### ESTRATTO SELEZIONATO
########

Incentivare il ricorso a mezzi di trasporto più rispettosi dell'ambiente. Questo l'obiettivo del seminario organizzato al Parlamento europeo dall'eurodeputato del Popolo della Libertà Antonio Cancian nell'ambito del progetto Transitects, che coinvolge 16 regioni dell'area transalpina. "Il nodo focale sono la programmazione e le capacità realizzative", ha dichiarato Cancian riferendosi al bilancio di Europa 2020. Bilancio che ha definito "povero", soprattutto per quanto riguarda i "50 miliardi teorici" previsti per le reti di trasporto. "Sono necessari i project bond", incalza l'eurodeputato, con "l'Europa che va su mercato e si finanzia con il privato i progetti necessari per la crescita".
Il progetto Transitects intende promuovere un concetto di mobilità sostenibile incentivando mezzi più efficienti e meno impattanti per il fragile ecosistema alpino, che coinvolge 16 regioni fra le più produttive e densamente popolate d’Europa. Fra i paesi coinvolti, Austria, Germania, Italia e Slovenia, impegnati per sviluppare un trasporto delle merci alternativo a quello su gomma, tanto nell'area alpina che nella rete europea.

########

### CONSEGNA
Prosegui il testo sul progetto Transitects per la mobilità sostenibile nell'area alpina, a partire dalla sua ultima frase.

########

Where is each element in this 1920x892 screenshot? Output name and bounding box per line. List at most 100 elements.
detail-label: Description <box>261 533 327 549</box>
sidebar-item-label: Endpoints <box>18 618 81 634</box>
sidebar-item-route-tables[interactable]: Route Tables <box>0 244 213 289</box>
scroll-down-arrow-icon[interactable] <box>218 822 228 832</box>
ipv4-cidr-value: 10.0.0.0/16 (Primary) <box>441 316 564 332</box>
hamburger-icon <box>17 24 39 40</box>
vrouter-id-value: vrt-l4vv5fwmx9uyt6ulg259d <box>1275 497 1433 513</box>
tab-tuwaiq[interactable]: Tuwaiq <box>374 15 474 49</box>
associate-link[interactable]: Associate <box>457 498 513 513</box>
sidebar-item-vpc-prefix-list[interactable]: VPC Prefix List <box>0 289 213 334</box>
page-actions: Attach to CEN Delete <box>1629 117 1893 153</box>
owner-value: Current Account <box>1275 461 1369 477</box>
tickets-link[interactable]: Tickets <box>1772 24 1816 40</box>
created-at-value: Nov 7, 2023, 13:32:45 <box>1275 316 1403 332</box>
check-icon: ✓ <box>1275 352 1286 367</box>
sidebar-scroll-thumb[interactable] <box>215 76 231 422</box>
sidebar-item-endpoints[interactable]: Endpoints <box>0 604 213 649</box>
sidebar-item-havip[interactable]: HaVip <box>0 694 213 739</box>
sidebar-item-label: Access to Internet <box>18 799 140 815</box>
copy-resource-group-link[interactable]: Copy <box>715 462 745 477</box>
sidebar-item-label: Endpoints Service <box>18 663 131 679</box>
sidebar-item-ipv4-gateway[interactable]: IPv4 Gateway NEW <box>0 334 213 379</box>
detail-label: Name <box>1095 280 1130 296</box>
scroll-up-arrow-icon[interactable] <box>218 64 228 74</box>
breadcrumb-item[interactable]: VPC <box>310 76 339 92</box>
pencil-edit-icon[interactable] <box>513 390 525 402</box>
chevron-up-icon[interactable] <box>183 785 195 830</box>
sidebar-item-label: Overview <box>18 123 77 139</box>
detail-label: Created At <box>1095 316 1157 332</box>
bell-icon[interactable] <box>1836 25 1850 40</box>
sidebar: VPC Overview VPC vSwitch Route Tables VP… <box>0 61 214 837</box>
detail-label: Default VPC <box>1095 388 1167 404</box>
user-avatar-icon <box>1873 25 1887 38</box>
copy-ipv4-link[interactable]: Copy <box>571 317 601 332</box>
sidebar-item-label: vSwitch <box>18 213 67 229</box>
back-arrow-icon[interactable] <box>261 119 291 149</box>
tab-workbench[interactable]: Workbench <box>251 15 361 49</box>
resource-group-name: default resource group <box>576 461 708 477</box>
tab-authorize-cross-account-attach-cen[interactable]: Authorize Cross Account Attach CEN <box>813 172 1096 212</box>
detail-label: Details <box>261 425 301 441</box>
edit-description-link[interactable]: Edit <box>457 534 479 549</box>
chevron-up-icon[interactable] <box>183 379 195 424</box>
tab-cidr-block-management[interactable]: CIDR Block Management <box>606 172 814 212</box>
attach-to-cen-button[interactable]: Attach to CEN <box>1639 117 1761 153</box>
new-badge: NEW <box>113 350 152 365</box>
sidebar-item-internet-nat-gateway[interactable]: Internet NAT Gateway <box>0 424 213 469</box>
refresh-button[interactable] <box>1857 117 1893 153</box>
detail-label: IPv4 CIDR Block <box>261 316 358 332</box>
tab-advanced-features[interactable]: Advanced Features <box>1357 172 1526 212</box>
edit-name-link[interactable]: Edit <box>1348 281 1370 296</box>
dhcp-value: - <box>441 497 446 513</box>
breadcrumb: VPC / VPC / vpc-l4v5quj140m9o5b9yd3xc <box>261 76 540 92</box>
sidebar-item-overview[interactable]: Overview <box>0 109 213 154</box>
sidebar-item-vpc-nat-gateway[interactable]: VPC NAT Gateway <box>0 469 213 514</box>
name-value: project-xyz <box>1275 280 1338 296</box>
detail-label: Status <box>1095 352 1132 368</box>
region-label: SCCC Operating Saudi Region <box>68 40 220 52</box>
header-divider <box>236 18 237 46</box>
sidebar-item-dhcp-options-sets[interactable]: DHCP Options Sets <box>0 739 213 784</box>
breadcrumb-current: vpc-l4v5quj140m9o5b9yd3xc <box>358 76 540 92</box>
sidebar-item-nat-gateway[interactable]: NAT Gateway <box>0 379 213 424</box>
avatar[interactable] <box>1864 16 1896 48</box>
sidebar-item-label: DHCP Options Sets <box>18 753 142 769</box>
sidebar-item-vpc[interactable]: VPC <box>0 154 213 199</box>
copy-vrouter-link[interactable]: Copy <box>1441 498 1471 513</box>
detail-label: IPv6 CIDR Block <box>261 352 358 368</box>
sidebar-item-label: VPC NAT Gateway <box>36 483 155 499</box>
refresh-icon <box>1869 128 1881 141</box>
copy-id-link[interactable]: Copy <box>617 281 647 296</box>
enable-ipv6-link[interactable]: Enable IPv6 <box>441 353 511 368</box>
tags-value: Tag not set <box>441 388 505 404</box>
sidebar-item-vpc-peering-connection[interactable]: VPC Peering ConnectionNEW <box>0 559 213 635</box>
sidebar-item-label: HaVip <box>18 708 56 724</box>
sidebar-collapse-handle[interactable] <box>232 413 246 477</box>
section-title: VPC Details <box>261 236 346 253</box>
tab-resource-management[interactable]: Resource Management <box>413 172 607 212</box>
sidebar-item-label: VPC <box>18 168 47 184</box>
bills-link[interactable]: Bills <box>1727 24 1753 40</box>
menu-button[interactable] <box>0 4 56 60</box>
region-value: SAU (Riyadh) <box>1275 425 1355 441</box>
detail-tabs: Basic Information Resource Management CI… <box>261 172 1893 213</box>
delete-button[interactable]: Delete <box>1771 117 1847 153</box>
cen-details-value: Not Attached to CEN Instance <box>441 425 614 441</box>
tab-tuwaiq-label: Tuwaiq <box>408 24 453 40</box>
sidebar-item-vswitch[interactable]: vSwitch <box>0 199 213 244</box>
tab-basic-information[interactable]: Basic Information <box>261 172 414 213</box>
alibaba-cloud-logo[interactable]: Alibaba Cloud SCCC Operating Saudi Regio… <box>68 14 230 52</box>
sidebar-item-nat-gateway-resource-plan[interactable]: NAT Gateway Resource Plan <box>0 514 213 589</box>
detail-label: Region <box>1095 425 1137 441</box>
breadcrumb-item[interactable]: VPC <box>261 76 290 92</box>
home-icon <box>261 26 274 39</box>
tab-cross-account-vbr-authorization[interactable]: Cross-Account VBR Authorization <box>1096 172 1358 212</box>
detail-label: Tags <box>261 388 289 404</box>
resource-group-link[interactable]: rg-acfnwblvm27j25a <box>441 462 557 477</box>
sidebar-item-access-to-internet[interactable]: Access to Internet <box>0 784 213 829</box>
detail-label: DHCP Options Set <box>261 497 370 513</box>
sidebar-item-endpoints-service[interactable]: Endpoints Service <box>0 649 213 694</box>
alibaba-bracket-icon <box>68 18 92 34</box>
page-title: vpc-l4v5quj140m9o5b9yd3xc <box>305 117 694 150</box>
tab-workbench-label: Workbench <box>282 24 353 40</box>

########

### RISPOSTA
Nel corso del seminario organizzato a Bruxelles, è intervenuto anche Maurizio Conte, assessore all'ambiente del Veneto, che ha parlato di Transitects come un progetto "necessario per abbattere i costi delle imprese e aumentare la competitività dei corridoi est-ovest e nord-sud". A fargli eco, Margherita Peroni della Regione Lombardia, che ha definito il progetto "strategico per la crescita e lo sviluppo della Lombardia", perché "focalizza i temi del riequilibrio modale e dell'efficienza logistica".